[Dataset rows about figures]
* * *

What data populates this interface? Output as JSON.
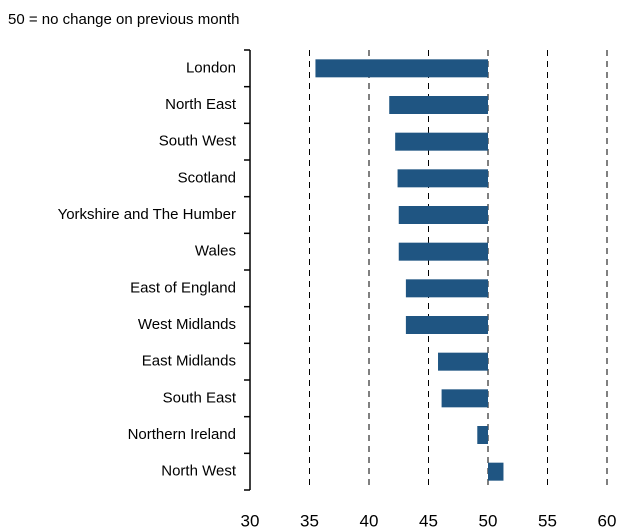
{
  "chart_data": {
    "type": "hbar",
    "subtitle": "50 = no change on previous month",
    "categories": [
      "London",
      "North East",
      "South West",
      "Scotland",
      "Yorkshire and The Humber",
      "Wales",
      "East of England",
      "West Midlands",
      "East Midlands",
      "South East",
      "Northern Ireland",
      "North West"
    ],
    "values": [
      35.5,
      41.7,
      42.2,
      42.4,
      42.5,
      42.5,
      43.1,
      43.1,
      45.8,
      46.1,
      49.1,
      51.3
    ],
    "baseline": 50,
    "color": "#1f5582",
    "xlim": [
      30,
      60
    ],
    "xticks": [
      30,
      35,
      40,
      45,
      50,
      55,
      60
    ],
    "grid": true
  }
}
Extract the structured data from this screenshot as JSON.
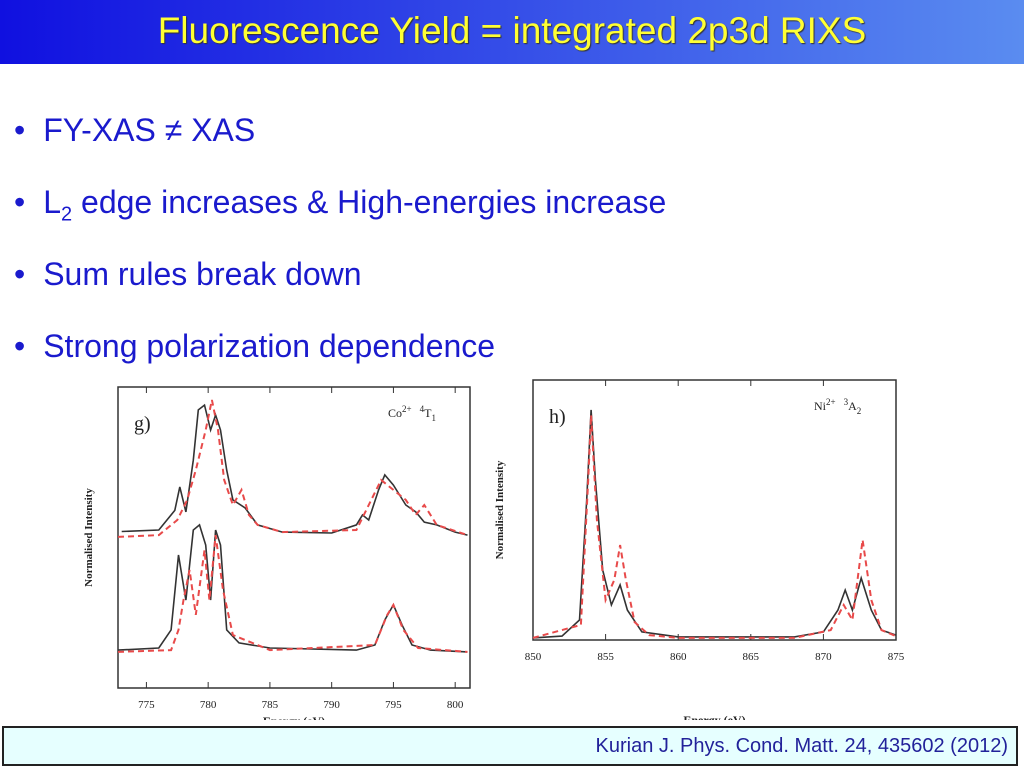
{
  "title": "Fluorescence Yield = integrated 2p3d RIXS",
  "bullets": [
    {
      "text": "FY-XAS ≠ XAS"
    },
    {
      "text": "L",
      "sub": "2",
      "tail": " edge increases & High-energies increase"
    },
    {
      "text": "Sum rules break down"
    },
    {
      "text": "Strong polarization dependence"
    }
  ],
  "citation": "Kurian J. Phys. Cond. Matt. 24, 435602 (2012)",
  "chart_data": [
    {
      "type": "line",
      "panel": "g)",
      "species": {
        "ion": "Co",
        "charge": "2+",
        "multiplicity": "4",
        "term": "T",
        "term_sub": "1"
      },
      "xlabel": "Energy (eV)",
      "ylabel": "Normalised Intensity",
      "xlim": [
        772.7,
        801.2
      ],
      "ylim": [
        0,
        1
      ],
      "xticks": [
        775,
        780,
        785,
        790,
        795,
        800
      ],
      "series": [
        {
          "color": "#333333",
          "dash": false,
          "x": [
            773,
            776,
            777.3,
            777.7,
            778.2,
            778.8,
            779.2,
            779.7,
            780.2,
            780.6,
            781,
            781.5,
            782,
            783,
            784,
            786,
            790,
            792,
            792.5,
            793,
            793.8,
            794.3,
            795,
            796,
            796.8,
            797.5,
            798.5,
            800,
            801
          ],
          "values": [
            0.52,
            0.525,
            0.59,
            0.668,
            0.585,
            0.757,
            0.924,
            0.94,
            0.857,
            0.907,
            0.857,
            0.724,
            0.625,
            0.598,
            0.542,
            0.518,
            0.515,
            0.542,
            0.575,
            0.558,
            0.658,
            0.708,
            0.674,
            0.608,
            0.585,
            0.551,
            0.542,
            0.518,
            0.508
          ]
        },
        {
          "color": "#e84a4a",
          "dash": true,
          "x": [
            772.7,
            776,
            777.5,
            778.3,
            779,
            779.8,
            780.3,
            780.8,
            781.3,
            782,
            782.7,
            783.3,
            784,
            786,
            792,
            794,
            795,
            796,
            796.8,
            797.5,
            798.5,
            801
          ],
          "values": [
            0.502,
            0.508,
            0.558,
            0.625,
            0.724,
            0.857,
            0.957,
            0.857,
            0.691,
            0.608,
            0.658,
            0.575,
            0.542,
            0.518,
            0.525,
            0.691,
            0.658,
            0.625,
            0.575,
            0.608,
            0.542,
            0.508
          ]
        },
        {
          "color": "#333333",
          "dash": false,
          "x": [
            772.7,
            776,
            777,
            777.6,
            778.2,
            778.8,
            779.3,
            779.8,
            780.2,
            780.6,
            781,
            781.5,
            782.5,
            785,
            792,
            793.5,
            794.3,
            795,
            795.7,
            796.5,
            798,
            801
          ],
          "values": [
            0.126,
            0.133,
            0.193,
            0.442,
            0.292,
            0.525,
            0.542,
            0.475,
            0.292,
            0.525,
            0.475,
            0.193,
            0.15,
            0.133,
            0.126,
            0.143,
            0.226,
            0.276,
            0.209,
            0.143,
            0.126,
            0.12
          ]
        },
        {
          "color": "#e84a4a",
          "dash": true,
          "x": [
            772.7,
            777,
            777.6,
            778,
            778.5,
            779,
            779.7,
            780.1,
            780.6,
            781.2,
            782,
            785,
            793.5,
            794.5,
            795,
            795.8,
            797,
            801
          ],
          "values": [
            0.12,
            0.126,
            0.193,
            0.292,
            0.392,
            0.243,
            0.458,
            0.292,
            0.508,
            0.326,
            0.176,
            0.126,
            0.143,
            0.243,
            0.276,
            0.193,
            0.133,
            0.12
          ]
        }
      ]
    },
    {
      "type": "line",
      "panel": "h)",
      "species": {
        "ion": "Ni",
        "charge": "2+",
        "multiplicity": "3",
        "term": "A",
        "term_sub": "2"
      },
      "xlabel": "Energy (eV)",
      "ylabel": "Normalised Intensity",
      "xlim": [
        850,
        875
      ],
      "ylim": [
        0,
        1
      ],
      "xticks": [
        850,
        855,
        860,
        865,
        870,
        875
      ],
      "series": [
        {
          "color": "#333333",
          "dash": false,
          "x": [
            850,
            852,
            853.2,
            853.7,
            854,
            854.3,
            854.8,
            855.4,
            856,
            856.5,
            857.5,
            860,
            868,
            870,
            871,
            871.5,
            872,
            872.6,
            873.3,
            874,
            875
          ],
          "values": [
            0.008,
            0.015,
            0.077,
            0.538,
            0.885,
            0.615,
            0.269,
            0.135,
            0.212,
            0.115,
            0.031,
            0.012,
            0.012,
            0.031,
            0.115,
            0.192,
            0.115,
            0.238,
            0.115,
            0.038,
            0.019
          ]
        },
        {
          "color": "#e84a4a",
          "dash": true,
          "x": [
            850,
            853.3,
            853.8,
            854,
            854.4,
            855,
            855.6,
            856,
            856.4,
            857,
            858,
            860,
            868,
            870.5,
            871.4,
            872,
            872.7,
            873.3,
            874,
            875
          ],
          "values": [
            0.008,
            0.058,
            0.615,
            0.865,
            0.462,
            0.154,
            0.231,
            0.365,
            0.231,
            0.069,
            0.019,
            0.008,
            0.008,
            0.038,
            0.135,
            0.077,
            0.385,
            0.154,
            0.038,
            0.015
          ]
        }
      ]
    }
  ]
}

* * *

Omitting all images, retype each line of the records precisely.

What data populates this interface? Output as JSON.
{
  "chart_data": {
    "type": "hbar",
    "subtitle": "50 = no change on previous month",
    "categories": [
      "London",
      "North East",
      "South West",
      "Scotland",
      "Yorkshire and The Humber",
      "Wales",
      "East of England",
      "West Midlands",
      "East Midlands",
      "South East",
      "Northern Ireland",
      "North West"
    ],
    "values": [
      35.5,
      41.7,
      42.2,
      42.4,
      42.5,
      42.5,
      43.1,
      43.1,
      45.8,
      46.1,
      49.1,
      51.3
    ],
    "baseline": 50,
    "color": "#1f5582",
    "xlim": [
      30,
      60
    ],
    "xticks": [
      30,
      35,
      40,
      45,
      50,
      55,
      60
    ],
    "grid": true
  }
}
Extract the structured data from this screenshot as JSON.
{
  "title": "Fluorescence Yield = integrated 2p3d RIXS",
  "bullets": [
    {
      "text": "FY-XAS ≠ XAS"
    },
    {
      "text": "L",
      "sub": "2",
      "tail": " edge increases & High-energies increase"
    },
    {
      "text": "Sum rules break down"
    },
    {
      "text": "Strong polarization dependence"
    }
  ],
  "citation": "Kurian J. Phys. Cond. Matt. 24, 435602 (2012)",
  "chart_data": [
    {
      "type": "line",
      "panel": "g)",
      "species": {
        "ion": "Co",
        "charge": "2+",
        "multiplicity": "4",
        "term": "T",
        "term_sub": "1"
      },
      "xlabel": "Energy (eV)",
      "ylabel": "Normalised Intensity",
      "xlim": [
        772.7,
        801.2
      ],
      "ylim": [
        0,
        1
      ],
      "xticks": [
        775,
        780,
        785,
        790,
        795,
        800
      ],
      "series": [
        {
          "color": "#333333",
          "dash": false,
          "x": [
            773,
            776,
            777.3,
            777.7,
            778.2,
            778.8,
            779.2,
            779.7,
            780.2,
            780.6,
            781,
            781.5,
            782,
            783,
            784,
            786,
            790,
            792,
            792.5,
            793,
            793.8,
            794.3,
            795,
            796,
            796.8,
            797.5,
            798.5,
            800,
            801
          ],
          "values": [
            0.52,
            0.525,
            0.59,
            0.668,
            0.585,
            0.757,
            0.924,
            0.94,
            0.857,
            0.907,
            0.857,
            0.724,
            0.625,
            0.598,
            0.542,
            0.518,
            0.515,
            0.542,
            0.575,
            0.558,
            0.658,
            0.708,
            0.674,
            0.608,
            0.585,
            0.551,
            0.542,
            0.518,
            0.508
          ]
        },
        {
          "color": "#e84a4a",
          "dash": true,
          "x": [
            772.7,
            776,
            777.5,
            778.3,
            779,
            779.8,
            780.3,
            780.8,
            781.3,
            782,
            782.7,
            783.3,
            784,
            786,
            792,
            794,
            795,
            796,
            796.8,
            797.5,
            798.5,
            801
          ],
          "values": [
            0.502,
            0.508,
            0.558,
            0.625,
            0.724,
            0.857,
            0.957,
            0.857,
            0.691,
            0.608,
            0.658,
            0.575,
            0.542,
            0.518,
            0.525,
            0.691,
            0.658,
            0.625,
            0.575,
            0.608,
            0.542,
            0.508
          ]
        },
        {
          "color": "#333333",
          "dash": false,
          "x": [
            772.7,
            776,
            777,
            777.6,
            778.2,
            778.8,
            779.3,
            779.8,
            780.2,
            780.6,
            781,
            781.5,
            782.5,
            785,
            792,
            793.5,
            794.3,
            795,
            795.7,
            796.5,
            798,
            801
          ],
          "values": [
            0.126,
            0.133,
            0.193,
            0.442,
            0.292,
            0.525,
            0.542,
            0.475,
            0.292,
            0.525,
            0.475,
            0.193,
            0.15,
            0.133,
            0.126,
            0.143,
            0.226,
            0.276,
            0.209,
            0.143,
            0.126,
            0.12
          ]
        },
        {
          "color": "#e84a4a",
          "dash": true,
          "x": [
            772.7,
            777,
            777.6,
            778,
            778.5,
            779,
            779.7,
            780.1,
            780.6,
            781.2,
            782,
            785,
            793.5,
            794.5,
            795,
            795.8,
            797,
            801
          ],
          "values": [
            0.12,
            0.126,
            0.193,
            0.292,
            0.392,
            0.243,
            0.458,
            0.292,
            0.508,
            0.326,
            0.176,
            0.126,
            0.143,
            0.243,
            0.276,
            0.193,
            0.133,
            0.12
          ]
        }
      ]
    },
    {
      "type": "line",
      "panel": "h)",
      "species": {
        "ion": "Ni",
        "charge": "2+",
        "multiplicity": "3",
        "term": "A",
        "term_sub": "2"
      },
      "xlabel": "Energy (eV)",
      "ylabel": "Normalised Intensity",
      "xlim": [
        850,
        875
      ],
      "ylim": [
        0,
        1
      ],
      "xticks": [
        850,
        855,
        860,
        865,
        870,
        875
      ],
      "series": [
        {
          "color": "#333333",
          "dash": false,
          "x": [
            850,
            852,
            853.2,
            853.7,
            854,
            854.3,
            854.8,
            855.4,
            856,
            856.5,
            857.5,
            860,
            868,
            870,
            871,
            871.5,
            872,
            872.6,
            873.3,
            874,
            875
          ],
          "values": [
            0.008,
            0.015,
            0.077,
            0.538,
            0.885,
            0.615,
            0.269,
            0.135,
            0.212,
            0.115,
            0.031,
            0.012,
            0.012,
            0.031,
            0.115,
            0.192,
            0.115,
            0.238,
            0.115,
            0.038,
            0.019
          ]
        },
        {
          "color": "#e84a4a",
          "dash": true,
          "x": [
            850,
            853.3,
            853.8,
            854,
            854.4,
            855,
            855.6,
            856,
            856.4,
            857,
            858,
            860,
            868,
            870.5,
            871.4,
            872,
            872.7,
            873.3,
            874,
            875
          ],
          "values": [
            0.008,
            0.058,
            0.615,
            0.865,
            0.462,
            0.154,
            0.231,
            0.365,
            0.231,
            0.069,
            0.019,
            0.008,
            0.008,
            0.038,
            0.135,
            0.077,
            0.385,
            0.154,
            0.038,
            0.015
          ]
        }
      ]
    }
  ]
}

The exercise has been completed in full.